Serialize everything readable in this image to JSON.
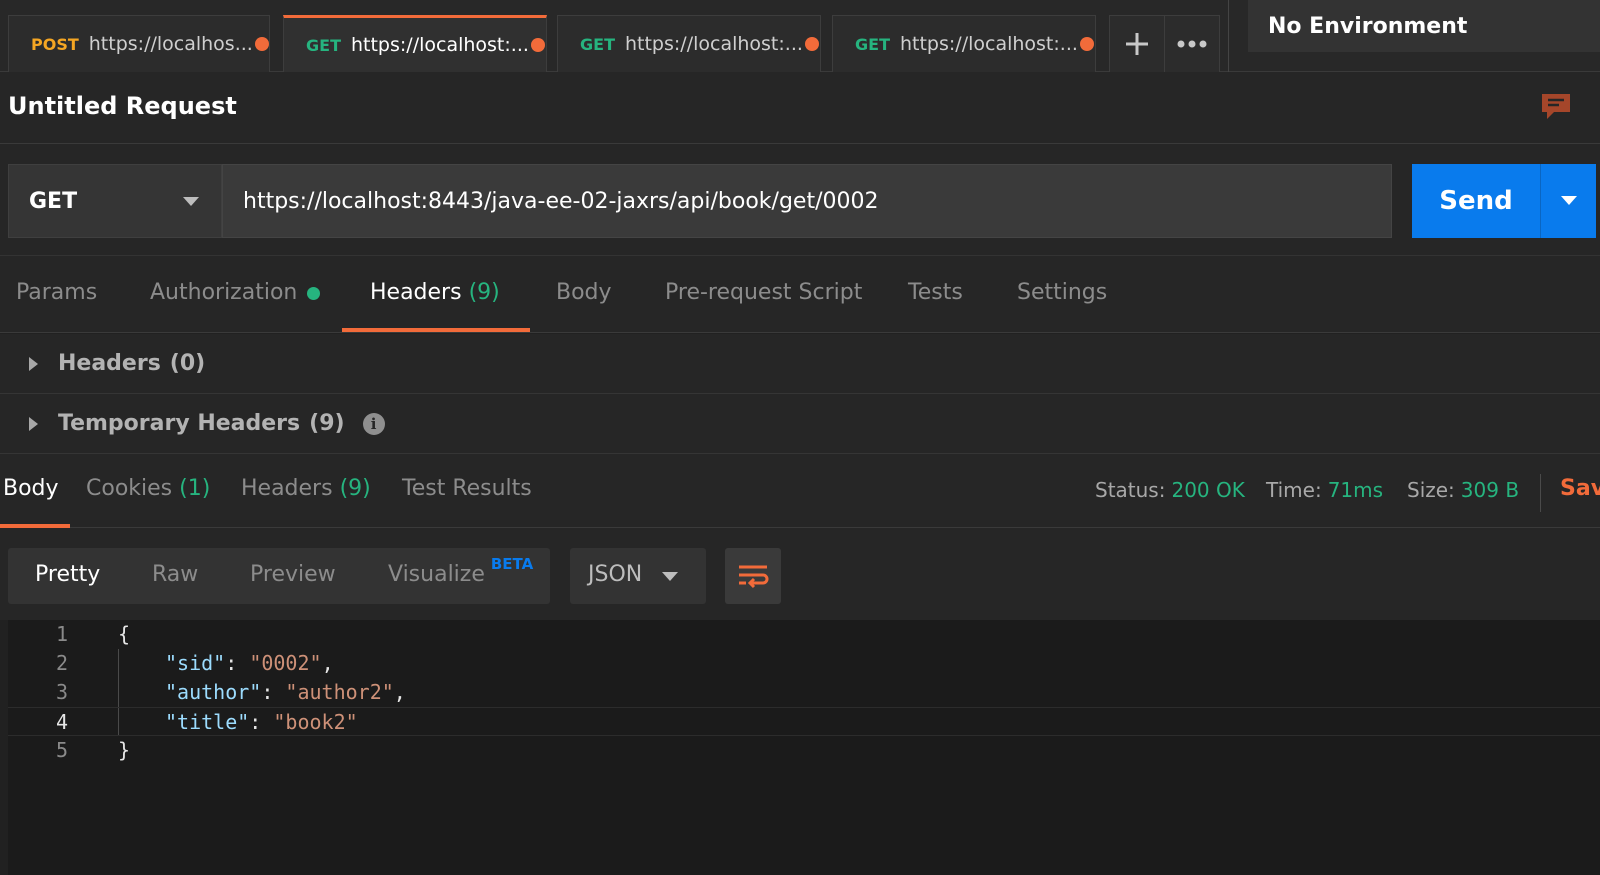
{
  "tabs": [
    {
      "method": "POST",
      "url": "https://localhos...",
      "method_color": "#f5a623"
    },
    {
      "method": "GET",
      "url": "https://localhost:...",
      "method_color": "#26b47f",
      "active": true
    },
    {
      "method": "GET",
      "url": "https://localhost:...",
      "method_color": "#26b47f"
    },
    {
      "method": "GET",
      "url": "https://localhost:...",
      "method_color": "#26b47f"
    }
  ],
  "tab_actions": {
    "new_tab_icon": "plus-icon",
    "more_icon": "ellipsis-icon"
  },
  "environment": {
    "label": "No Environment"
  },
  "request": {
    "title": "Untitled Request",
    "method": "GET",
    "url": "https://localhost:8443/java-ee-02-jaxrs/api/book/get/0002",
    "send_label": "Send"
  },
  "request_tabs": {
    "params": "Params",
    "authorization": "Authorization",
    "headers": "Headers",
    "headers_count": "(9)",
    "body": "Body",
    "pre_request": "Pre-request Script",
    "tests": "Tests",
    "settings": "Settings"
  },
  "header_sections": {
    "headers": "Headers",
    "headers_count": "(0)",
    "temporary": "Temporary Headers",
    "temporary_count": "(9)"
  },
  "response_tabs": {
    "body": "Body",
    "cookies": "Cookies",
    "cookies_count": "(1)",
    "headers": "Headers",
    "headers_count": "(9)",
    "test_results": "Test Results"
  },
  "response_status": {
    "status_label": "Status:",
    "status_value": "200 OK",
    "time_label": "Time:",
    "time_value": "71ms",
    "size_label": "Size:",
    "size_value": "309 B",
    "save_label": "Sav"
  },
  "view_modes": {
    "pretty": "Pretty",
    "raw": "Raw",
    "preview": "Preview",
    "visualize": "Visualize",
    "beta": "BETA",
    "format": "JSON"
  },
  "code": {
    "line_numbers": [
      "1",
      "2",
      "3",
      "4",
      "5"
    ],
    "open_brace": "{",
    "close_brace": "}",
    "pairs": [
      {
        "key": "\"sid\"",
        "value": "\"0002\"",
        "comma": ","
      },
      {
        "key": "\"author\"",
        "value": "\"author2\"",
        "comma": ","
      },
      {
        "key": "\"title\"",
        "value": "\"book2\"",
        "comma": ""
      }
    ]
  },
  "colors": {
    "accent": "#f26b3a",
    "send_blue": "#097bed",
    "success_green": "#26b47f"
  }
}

● GOAL: Exclude every picture and copy the remaining data exactly.

● WRITTEN RESPONSE:
Serialize everything readable in this image to JSON.
{
  "tabs": [
    {
      "method": "POST",
      "url": "https://localhos...",
      "method_color": "#f5a623"
    },
    {
      "method": "GET",
      "url": "https://localhost:...",
      "method_color": "#26b47f",
      "active": true
    },
    {
      "method": "GET",
      "url": "https://localhost:...",
      "method_color": "#26b47f"
    },
    {
      "method": "GET",
      "url": "https://localhost:...",
      "method_color": "#26b47f"
    }
  ],
  "tab_actions": {
    "new_tab_icon": "plus-icon",
    "more_icon": "ellipsis-icon"
  },
  "environment": {
    "label": "No Environment"
  },
  "request": {
    "title": "Untitled Request",
    "method": "GET",
    "url": "https://localhost:8443/java-ee-02-jaxrs/api/book/get/0002",
    "send_label": "Send"
  },
  "request_tabs": {
    "params": "Params",
    "authorization": "Authorization",
    "headers": "Headers",
    "headers_count": "(9)",
    "body": "Body",
    "pre_request": "Pre-request Script",
    "tests": "Tests",
    "settings": "Settings"
  },
  "header_sections": {
    "headers": "Headers",
    "headers_count": "(0)",
    "temporary": "Temporary Headers",
    "temporary_count": "(9)"
  },
  "response_tabs": {
    "body": "Body",
    "cookies": "Cookies",
    "cookies_count": "(1)",
    "headers": "Headers",
    "headers_count": "(9)",
    "test_results": "Test Results"
  },
  "response_status": {
    "status_label": "Status:",
    "status_value": "200 OK",
    "time_label": "Time:",
    "time_value": "71ms",
    "size_label": "Size:",
    "size_value": "309 B",
    "save_label": "Sav"
  },
  "view_modes": {
    "pretty": "Pretty",
    "raw": "Raw",
    "preview": "Preview",
    "visualize": "Visualize",
    "beta": "BETA",
    "format": "JSON"
  },
  "code": {
    "line_numbers": [
      "1",
      "2",
      "3",
      "4",
      "5"
    ],
    "open_brace": "{",
    "close_brace": "}",
    "pairs": [
      {
        "key": "\"sid\"",
        "value": "\"0002\"",
        "comma": ","
      },
      {
        "key": "\"author\"",
        "value": "\"author2\"",
        "comma": ","
      },
      {
        "key": "\"title\"",
        "value": "\"book2\"",
        "comma": ""
      }
    ]
  },
  "colors": {
    "accent": "#f26b3a",
    "send_blue": "#097bed",
    "success_green": "#26b47f"
  }
}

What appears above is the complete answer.